Copy out the records in full, word for word, without pictures.
◆ ◆ ◆ ◆ ◆
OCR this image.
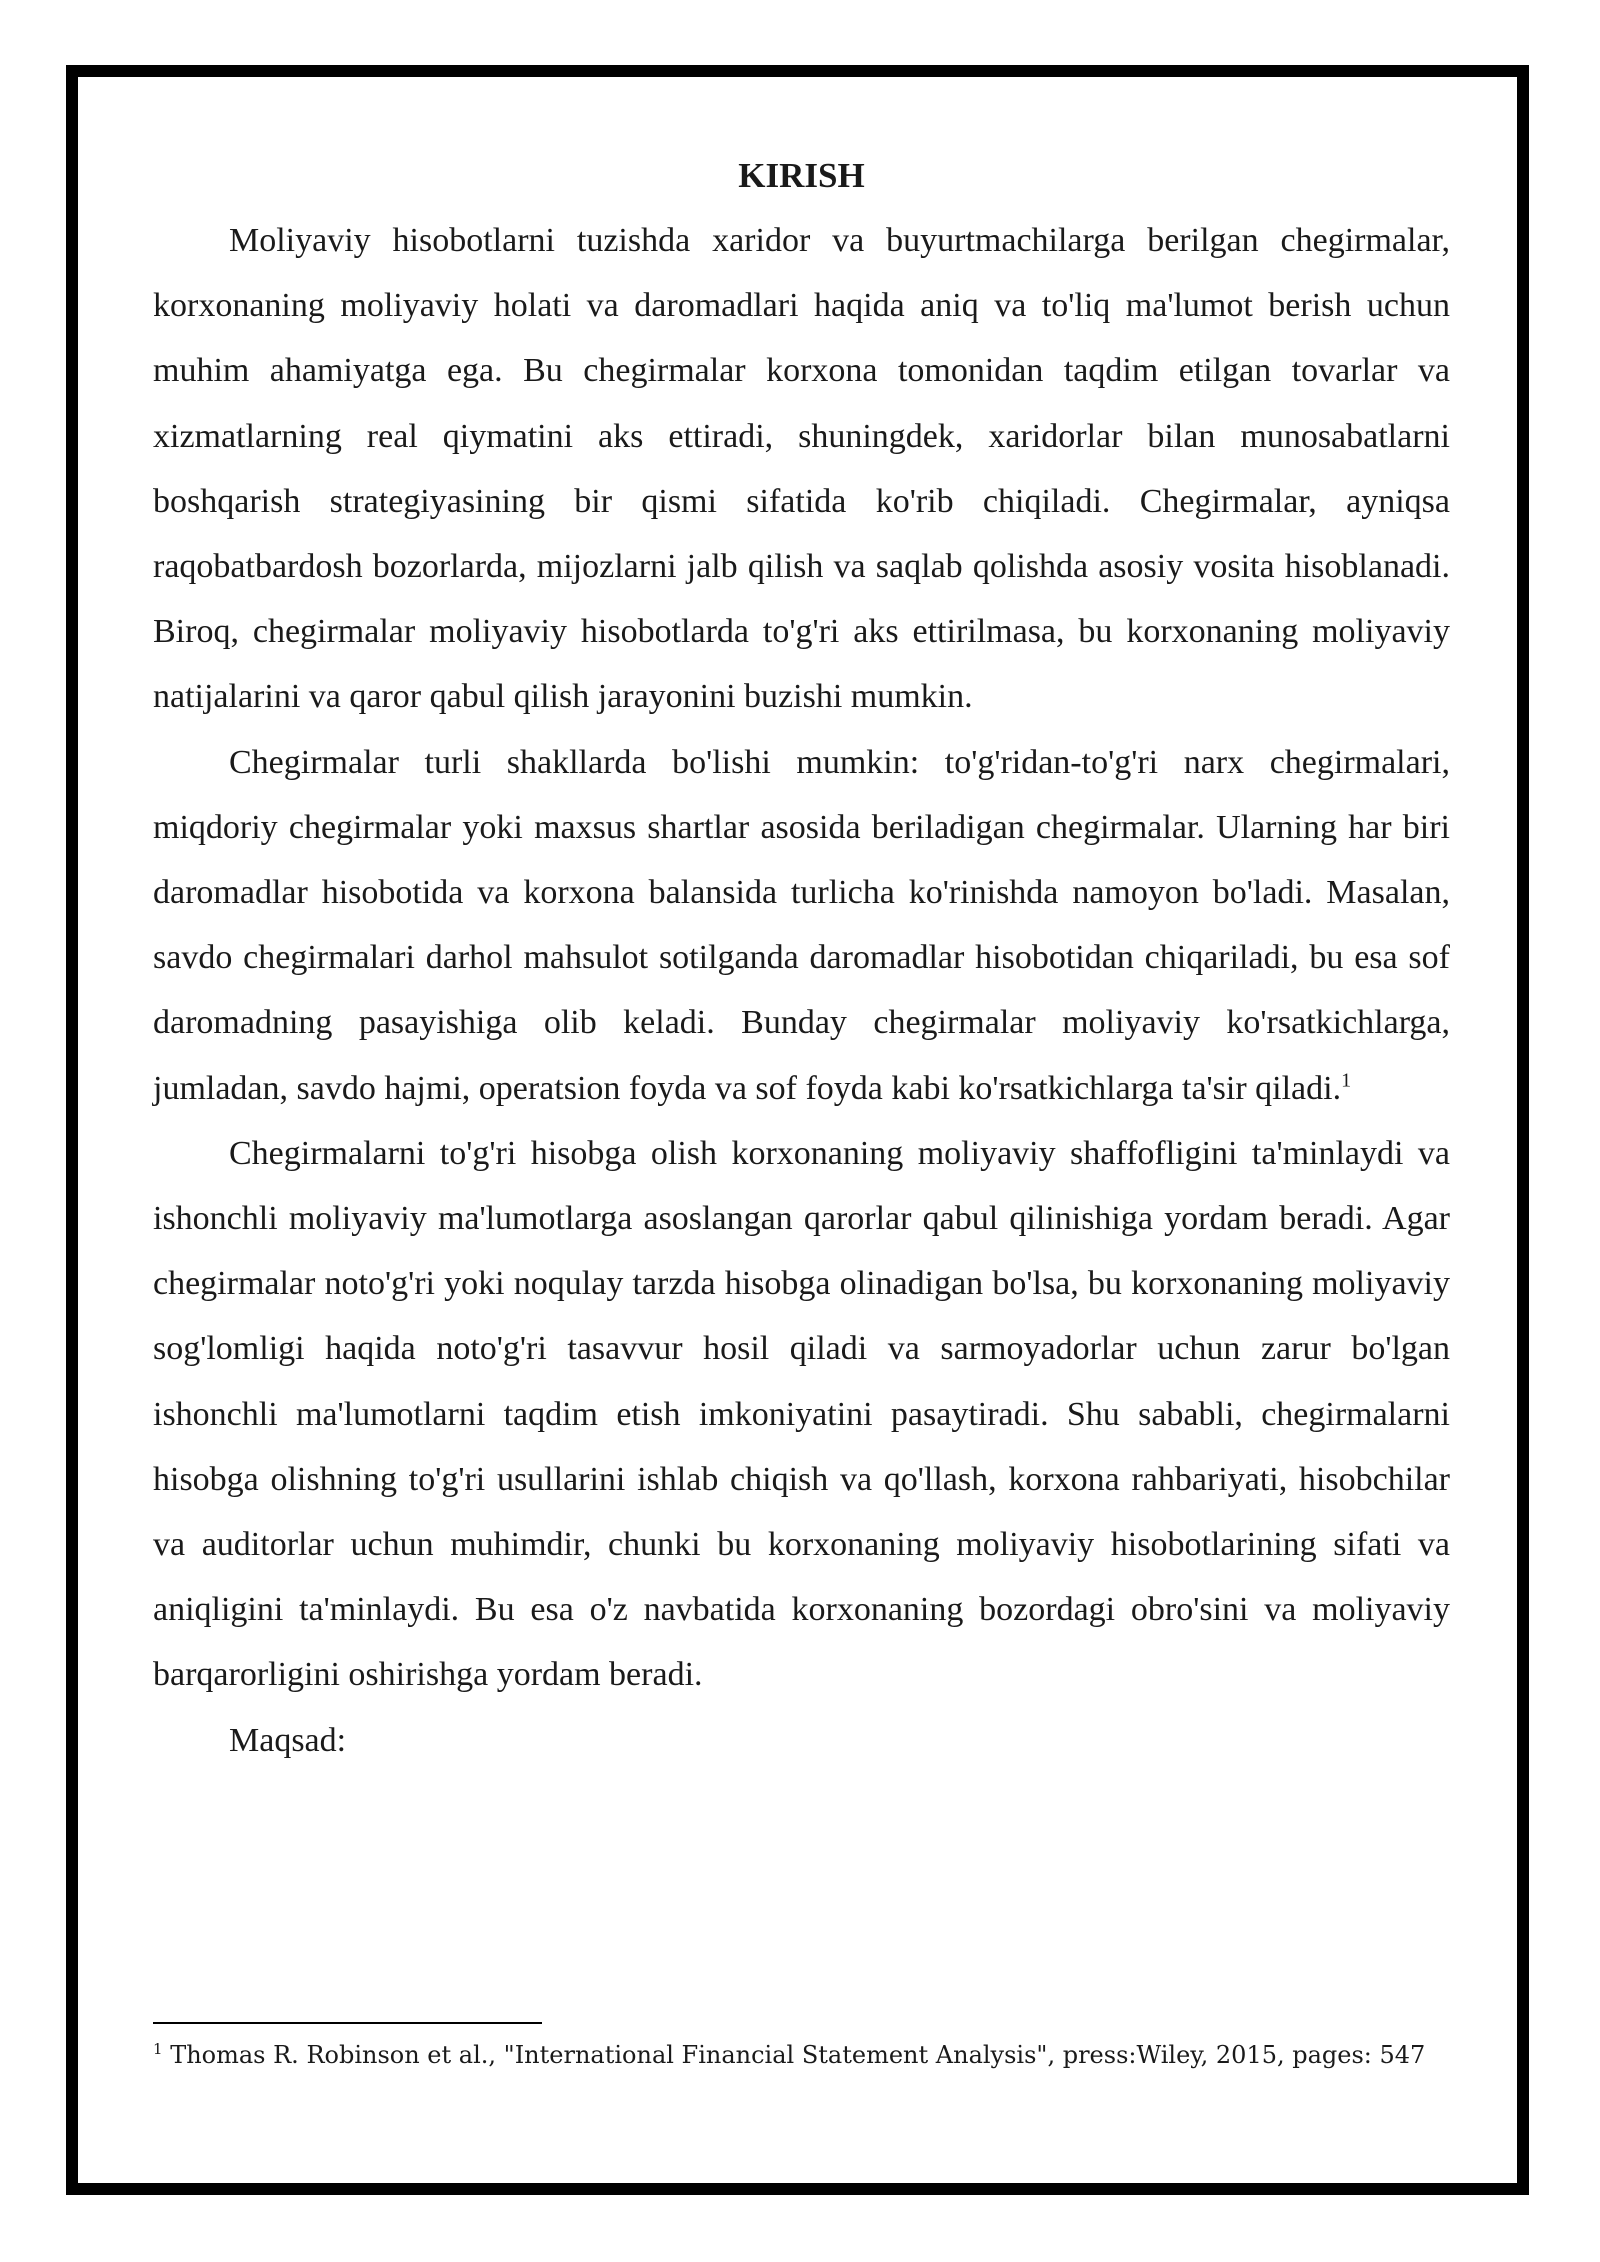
KIRISH

Moliyaviy hisobotlarni tuzishda xaridor va buyurtmachilarga berilgan chegirmalar, korxonaning moliyaviy holati va daromadlari haqida aniq va to'liq ma'lumot berish uchun muhim ahamiyatga ega. Bu chegirmalar korxona tomonidan taqdim etilgan tovarlar va xizmatlarning real qiymatini aks ettiradi, shuningdek, xaridorlar bilan munosabatlarni boshqarish strategiyasining bir qismi sifatida ko'rib chiqiladi. Chegirmalar, ayniqsa raqobatbardosh bozorlarda, mijozlarni jalb qilish va saqlab qolishda asosiy vosita hisoblanadi. Biroq, chegirmalar moliyaviy hisobotlarda to'g'ri aks ettirilmasa, bu korxonaning moliyaviy natijalarini va qaror qabul qilish jarayonini buzishi mumkin.

Chegirmalar turli shakllarda bo'lishi mumkin: to'g'ridan-to'g'ri narx chegirmalari, miqdoriy chegirmalar yoki maxsus shartlar asosida beriladigan chegirmalar. Ularning har biri daromadlar hisobotida va korxona balansida turlicha ko'rinishda namoyon bo'ladi. Masalan, savdo chegirmalari darhol mahsulot sotilganda daromadlar hisobotidan chiqariladi, bu esa sof daromadning pasayishiga olib keladi. Bunday chegirmalar moliyaviy ko'rsatkichlarga, jumladan, savdo hajmi, operatsion foyda va sof foyda kabi ko'rsatkichlarga ta'sir qiladi.$^1$

Chegirmalarni to'g'ri hisobga olish korxonaning moliyaviy shaffofligini ta'minlaydi va ishonchli moliyaviy ma'lumotlarga asoslangan qarorlar qabul qilinishiga yordam beradi. Agar chegirmalar noto'g'ri yoki noqulay tarzda hisobga olinadigan bo'lsa, bu korxonaning moliyaviy sog'lomligi haqida noto'g'ri tasavvur hosil qiladi va sarmoyadorlar uchun zarur bo'lgan ishonchli ma'lumotlarni taqdim etish imkoniyatini pasaytiradi. Shu sababli, chegirmalarni hisobga olishning to'g'ri usullarini ishlab chiqish va qo'llash, korxona rahbariyati, hisobchilar va auditorlar uchun muhimdir, chunki bu korxonaning moliyaviy hisobotlarining sifati va aniqligini ta'minlaydi. Bu esa o'z navbatida korxonaning bozordagi obro'sini va moliyaviy barqarorligini oshirishga yordam beradi.

Maqsad:

$^1$ Thomas R. Robinson et al., "International Financial Statement Analysis", press:Wiley, 2015, pages: 547
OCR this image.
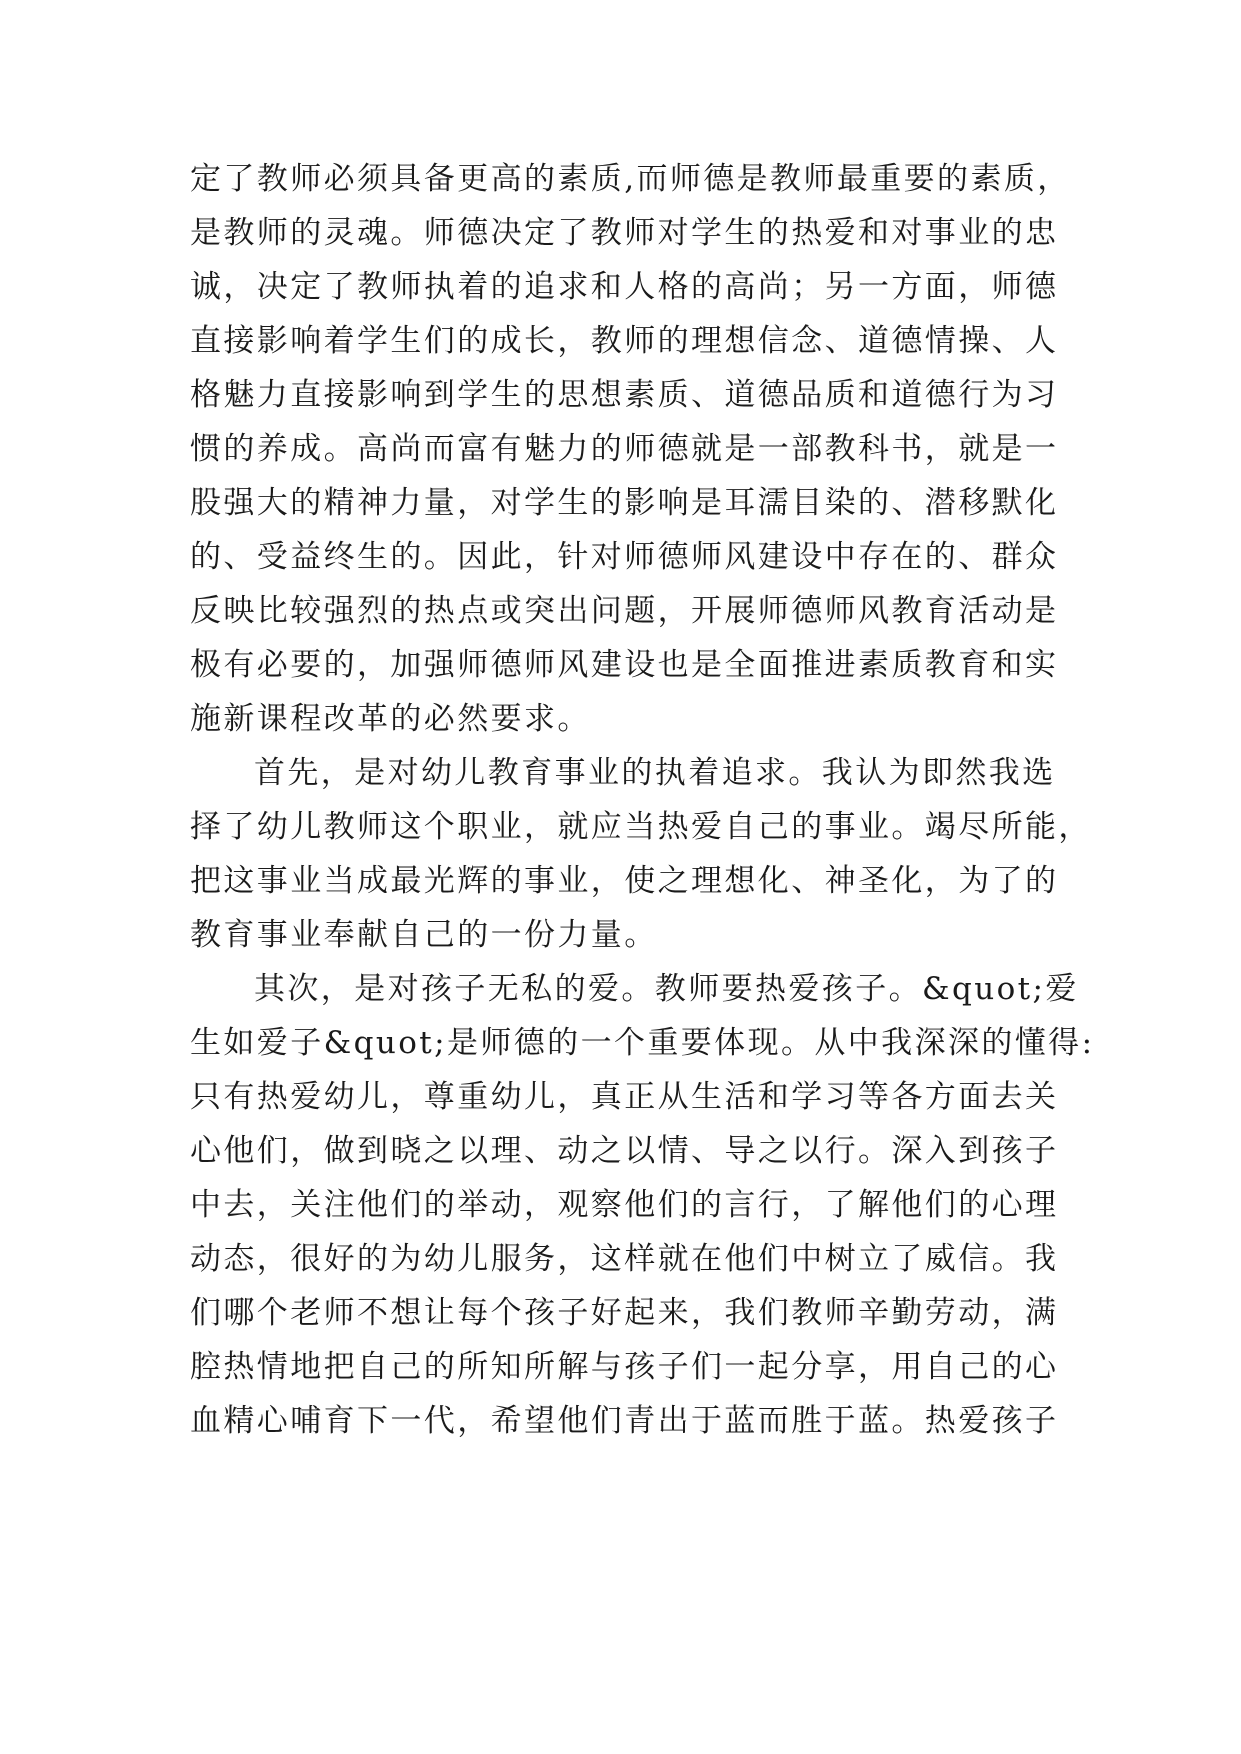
定了教师必须具备更高的素质,而师德是教师最重要的素质，
是教师的灵魂。师德决定了教师对学生的热爱和对事业的忠
诚，决定了教师执着的追求和人格的高尚；另一方面，师德
直接影响着学生们的成长，教师的理想信念、道德情操、人
格魅力直接影响到学生的思想素质、道德品质和道德行为习
惯的养成。高尚而富有魅力的师德就是一部教科书，就是一
股强大的精神力量，对学生的影响是耳濡目染的、潜移默化
的、受益终生的。因此，针对师德师风建设中存在的、群众
反映比较强烈的热点或突出问题，开展师德师风教育活动是
极有必要的，加强师德师风建设也是全面推进素质教育和实
施新课程改革的必然要求。
首先，是对幼儿教育事业的执着追求。我认为即然我选
择了幼儿教师这个职业，就应当热爱自己的事业。竭尽所能，
把这事业当成最光辉的事业，使之理想化、神圣化，为了的
教育事业奉献自己的一份力量。
其次，是对孩子无私的爱。教师要热爱孩子。&quot;爱
生如爱子&quot;是师德的一个重要体现。从中我深深的懂得:
只有热爱幼儿，尊重幼儿，真正从生活和学习等各方面去关
心他们，做到晓之以理、动之以情、导之以行。深入到孩子
中去，关注他们的举动，观察他们的言行，了解他们的心理
动态，很好的为幼儿服务，这样就在他们中树立了威信。我
们哪个老师不想让每个孩子好起来，我们教师辛勤劳动，满
腔热情地把自己的所知所解与孩子们一起分享，用自己的心
血精心哺育下一代，希望他们青出于蓝而胜于蓝。热爱孩子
◆ ◆ ◆ ◆ ◆
| Task result |
OCR this image.
KIRISH

Moliyaviy hisobotlarni tuzishda xaridor va buyurtmachilarga berilgan chegirmalar, korxonaning moliyaviy holati va daromadlari haqida aniq va to'liq ma'lumot berish uchun muhim ahamiyatga ega. Bu chegirmalar korxona tomonidan taqdim etilgan tovarlar va xizmatlarning real qiymatini aks ettiradi, shuningdek, xaridorlar bilan munosabatlarni boshqarish strategiyasining bir qismi sifatida ko'rib chiqiladi. Chegirmalar, ayniqsa raqobatbardosh bozorlarda, mijozlarni jalb qilish va saqlab qolishda asosiy vosita hisoblanadi. Biroq, chegirmalar moliyaviy hisobotlarda to'g'ri aks ettirilmasa, bu korxonaning moliyaviy natijalarini va qaror qabul qilish jarayonini buzishi mumkin.

Chegirmalar turli shakllarda bo'lishi mumkin: to'g'ridan-to'g'ri narx chegirmalari, miqdoriy chegirmalar yoki maxsus shartlar asosida beriladigan chegirmalar. Ularning har biri daromadlar hisobotida va korxona balansida turlicha ko'rinishda namoyon bo'ladi. Masalan, savdo chegirmalari darhol mahsulot sotilganda daromadlar hisobotidan chiqariladi, bu esa sof daromadning pasayishiga olib keladi. Bunday chegirmalar moliyaviy ko'rsatkichlarga, jumladan, savdo hajmi, operatsion foyda va sof foyda kabi ko'rsatkichlarga ta'sir qiladi.$^1$

Chegirmalarni to'g'ri hisobga olish korxonaning moliyaviy shaffofligini ta'minlaydi va ishonchli moliyaviy ma'lumotlarga asoslangan qarorlar qabul qilinishiga yordam beradi. Agar chegirmalar noto'g'ri yoki noqulay tarzda hisobga olinadigan bo'lsa, bu korxonaning moliyaviy sog'lomligi haqida noto'g'ri tasavvur hosil qiladi va sarmoyadorlar uchun zarur bo'lgan ishonchli ma'lumotlarni taqdim etish imkoniyatini pasaytiradi. Shu sababli, chegirmalarni hisobga olishning to'g'ri usullarini ishlab chiqish va qo'llash, korxona rahbariyati, hisobchilar va auditorlar uchun muhimdir, chunki bu korxonaning moliyaviy hisobotlarining sifati va aniqligini ta'minlaydi. Bu esa o'z navbatida korxonaning bozordagi obro'sini va moliyaviy barqarorligini oshirishga yordam beradi.

Maqsad:

$^1$ Thomas R. Robinson et al., "International Financial Statement Analysis", press:Wiley, 2015, pages: 547
OCR this image.
定了教师必须具备更高的素质,而师德是教师最重要的素质，
是教师的灵魂。师德决定了教师对学生的热爱和对事业的忠
诚，决定了教师执着的追求和人格的高尚；另一方面，师德
直接影响着学生们的成长，教师的理想信念、道德情操、人
格魅力直接影响到学生的思想素质、道德品质和道德行为习
惯的养成。高尚而富有魅力的师德就是一部教科书，就是一
股强大的精神力量，对学生的影响是耳濡目染的、潜移默化
的、受益终生的。因此，针对师德师风建设中存在的、群众
反映比较强烈的热点或突出问题，开展师德师风教育活动是
极有必要的，加强师德师风建设也是全面推进素质教育和实
施新课程改革的必然要求。
首先，是对幼儿教育事业的执着追求。我认为即然我选
择了幼儿教师这个职业，就应当热爱自己的事业。竭尽所能，
把这事业当成最光辉的事业，使之理想化、神圣化，为了的
教育事业奉献自己的一份力量。
其次，是对孩子无私的爱。教师要热爱孩子。&quot;爱
生如爱子&quot;是师德的一个重要体现。从中我深深的懂得:
只有热爱幼儿，尊重幼儿，真正从生活和学习等各方面去关
心他们，做到晓之以理、动之以情、导之以行。深入到孩子
中去，关注他们的举动，观察他们的言行，了解他们的心理
动态，很好的为幼儿服务，这样就在他们中树立了威信。我
们哪个老师不想让每个孩子好起来，我们教师辛勤劳动，满
腔热情地把自己的所知所解与孩子们一起分享，用自己的心
血精心哺育下一代，希望他们青出于蓝而胜于蓝。热爱孩子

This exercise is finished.